--- Start Excerpted records ---

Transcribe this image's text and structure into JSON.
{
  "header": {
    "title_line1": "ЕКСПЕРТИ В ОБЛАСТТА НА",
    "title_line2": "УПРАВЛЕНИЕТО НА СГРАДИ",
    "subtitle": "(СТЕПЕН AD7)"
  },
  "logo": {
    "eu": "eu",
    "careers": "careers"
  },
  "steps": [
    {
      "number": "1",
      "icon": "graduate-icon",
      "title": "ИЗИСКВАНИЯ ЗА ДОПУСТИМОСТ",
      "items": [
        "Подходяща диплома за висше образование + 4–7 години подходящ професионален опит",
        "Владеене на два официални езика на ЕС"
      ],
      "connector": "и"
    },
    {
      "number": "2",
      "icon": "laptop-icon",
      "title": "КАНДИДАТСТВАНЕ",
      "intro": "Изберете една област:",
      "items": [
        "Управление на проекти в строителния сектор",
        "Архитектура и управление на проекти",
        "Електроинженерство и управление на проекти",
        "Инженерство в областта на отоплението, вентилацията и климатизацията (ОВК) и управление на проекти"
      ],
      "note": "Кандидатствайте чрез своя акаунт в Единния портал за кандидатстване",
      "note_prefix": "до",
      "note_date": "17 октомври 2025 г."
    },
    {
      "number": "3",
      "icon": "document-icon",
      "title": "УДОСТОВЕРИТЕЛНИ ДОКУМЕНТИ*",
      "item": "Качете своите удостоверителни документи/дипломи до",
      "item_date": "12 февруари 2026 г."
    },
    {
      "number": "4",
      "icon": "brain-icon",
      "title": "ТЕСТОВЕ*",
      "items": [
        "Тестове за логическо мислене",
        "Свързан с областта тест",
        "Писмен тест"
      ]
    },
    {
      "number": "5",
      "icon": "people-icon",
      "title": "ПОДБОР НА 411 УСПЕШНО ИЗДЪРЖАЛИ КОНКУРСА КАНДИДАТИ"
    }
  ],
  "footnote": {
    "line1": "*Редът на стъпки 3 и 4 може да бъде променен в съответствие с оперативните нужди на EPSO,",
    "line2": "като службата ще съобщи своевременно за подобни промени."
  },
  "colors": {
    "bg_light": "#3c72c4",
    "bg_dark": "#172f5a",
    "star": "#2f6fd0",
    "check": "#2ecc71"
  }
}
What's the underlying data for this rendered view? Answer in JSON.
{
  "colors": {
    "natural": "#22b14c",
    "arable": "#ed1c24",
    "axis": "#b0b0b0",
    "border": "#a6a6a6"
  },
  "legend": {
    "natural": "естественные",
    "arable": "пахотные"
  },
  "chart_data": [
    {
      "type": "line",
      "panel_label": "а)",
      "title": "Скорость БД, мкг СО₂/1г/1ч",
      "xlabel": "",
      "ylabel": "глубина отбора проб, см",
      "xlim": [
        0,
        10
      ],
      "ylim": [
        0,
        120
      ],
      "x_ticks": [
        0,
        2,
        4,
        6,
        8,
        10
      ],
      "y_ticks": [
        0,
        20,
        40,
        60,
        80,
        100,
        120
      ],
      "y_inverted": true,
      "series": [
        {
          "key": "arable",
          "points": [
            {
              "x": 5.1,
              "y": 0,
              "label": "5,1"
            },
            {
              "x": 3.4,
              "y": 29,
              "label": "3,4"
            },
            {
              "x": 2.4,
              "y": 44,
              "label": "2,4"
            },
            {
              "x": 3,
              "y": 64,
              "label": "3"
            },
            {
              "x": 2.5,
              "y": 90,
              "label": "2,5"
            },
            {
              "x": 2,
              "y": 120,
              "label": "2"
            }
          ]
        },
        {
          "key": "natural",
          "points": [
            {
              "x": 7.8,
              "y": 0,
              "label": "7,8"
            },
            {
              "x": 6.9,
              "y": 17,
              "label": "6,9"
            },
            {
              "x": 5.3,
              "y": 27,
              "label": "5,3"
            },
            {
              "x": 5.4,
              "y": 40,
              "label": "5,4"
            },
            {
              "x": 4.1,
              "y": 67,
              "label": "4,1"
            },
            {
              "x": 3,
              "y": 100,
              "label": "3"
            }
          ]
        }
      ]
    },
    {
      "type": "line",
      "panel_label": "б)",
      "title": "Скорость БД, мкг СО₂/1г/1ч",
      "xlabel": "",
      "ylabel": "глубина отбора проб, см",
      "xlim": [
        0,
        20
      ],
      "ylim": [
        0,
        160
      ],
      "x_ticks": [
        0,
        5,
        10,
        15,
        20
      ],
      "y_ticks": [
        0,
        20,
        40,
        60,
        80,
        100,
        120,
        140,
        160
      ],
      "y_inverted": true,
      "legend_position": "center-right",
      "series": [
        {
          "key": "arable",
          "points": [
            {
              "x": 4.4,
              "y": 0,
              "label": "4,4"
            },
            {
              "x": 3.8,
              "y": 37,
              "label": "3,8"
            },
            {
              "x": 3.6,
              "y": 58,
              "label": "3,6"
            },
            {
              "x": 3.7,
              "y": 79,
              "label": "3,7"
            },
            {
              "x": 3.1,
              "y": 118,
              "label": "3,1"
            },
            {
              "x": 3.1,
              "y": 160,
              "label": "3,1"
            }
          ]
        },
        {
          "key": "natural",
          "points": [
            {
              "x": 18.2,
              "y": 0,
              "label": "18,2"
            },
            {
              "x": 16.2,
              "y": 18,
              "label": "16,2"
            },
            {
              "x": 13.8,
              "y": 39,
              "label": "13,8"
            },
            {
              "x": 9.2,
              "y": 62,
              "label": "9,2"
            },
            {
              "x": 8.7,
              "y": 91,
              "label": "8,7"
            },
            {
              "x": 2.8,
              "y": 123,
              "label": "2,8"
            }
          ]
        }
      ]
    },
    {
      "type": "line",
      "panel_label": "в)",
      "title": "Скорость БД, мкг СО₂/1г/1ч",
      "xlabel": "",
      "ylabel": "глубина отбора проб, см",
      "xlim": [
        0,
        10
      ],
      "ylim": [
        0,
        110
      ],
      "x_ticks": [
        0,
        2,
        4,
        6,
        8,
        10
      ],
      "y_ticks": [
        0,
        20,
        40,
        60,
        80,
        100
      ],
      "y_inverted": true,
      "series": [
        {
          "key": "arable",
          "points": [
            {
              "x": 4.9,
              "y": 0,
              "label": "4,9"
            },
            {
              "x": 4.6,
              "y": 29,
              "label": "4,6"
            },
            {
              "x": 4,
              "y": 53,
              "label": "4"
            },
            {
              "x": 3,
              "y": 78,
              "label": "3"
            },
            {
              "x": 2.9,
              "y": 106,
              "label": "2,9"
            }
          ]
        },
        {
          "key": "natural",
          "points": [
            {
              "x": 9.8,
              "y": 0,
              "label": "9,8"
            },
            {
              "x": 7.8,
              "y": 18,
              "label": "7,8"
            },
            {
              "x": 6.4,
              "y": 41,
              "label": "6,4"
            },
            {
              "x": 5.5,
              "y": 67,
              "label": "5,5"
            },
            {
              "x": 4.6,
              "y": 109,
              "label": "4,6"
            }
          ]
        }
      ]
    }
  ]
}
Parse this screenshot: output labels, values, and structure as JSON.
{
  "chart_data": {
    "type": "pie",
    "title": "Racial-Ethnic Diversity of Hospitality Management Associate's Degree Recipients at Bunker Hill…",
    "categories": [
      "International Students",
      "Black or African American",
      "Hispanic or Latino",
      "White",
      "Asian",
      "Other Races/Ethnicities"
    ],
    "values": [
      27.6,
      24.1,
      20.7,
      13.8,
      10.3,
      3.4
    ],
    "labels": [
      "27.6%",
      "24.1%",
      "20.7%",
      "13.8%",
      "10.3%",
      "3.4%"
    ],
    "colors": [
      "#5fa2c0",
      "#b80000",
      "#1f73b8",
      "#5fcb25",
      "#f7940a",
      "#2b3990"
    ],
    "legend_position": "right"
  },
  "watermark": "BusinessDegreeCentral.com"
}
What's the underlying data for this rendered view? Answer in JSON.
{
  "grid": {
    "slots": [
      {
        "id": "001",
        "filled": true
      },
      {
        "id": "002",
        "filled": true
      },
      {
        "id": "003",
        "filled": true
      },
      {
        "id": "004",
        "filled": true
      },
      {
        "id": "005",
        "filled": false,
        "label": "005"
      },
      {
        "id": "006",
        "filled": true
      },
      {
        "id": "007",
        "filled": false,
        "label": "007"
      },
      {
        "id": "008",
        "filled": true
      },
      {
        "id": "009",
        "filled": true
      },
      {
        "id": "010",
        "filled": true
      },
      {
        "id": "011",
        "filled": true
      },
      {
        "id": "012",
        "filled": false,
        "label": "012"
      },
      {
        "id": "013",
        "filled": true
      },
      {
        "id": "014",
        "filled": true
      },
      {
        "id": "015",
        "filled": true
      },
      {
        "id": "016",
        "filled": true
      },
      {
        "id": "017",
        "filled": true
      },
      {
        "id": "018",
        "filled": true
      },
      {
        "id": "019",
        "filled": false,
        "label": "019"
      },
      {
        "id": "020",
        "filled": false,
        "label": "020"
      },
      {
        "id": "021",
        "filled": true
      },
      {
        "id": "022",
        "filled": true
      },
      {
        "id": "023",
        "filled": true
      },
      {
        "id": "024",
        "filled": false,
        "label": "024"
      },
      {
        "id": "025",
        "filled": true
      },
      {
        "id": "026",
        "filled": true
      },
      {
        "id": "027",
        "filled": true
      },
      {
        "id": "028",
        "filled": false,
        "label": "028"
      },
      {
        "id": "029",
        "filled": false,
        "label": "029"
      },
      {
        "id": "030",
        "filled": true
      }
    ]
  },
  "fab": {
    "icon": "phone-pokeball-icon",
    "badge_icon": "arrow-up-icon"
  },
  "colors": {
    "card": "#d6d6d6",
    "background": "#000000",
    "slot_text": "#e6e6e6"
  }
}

--- End Excerpted records ---

-- Aim of the exercise --
From the entries above, extract every line where the word "right" appears.

-- The response --
      "legend_position": "center-right",
    "legend_position": "right"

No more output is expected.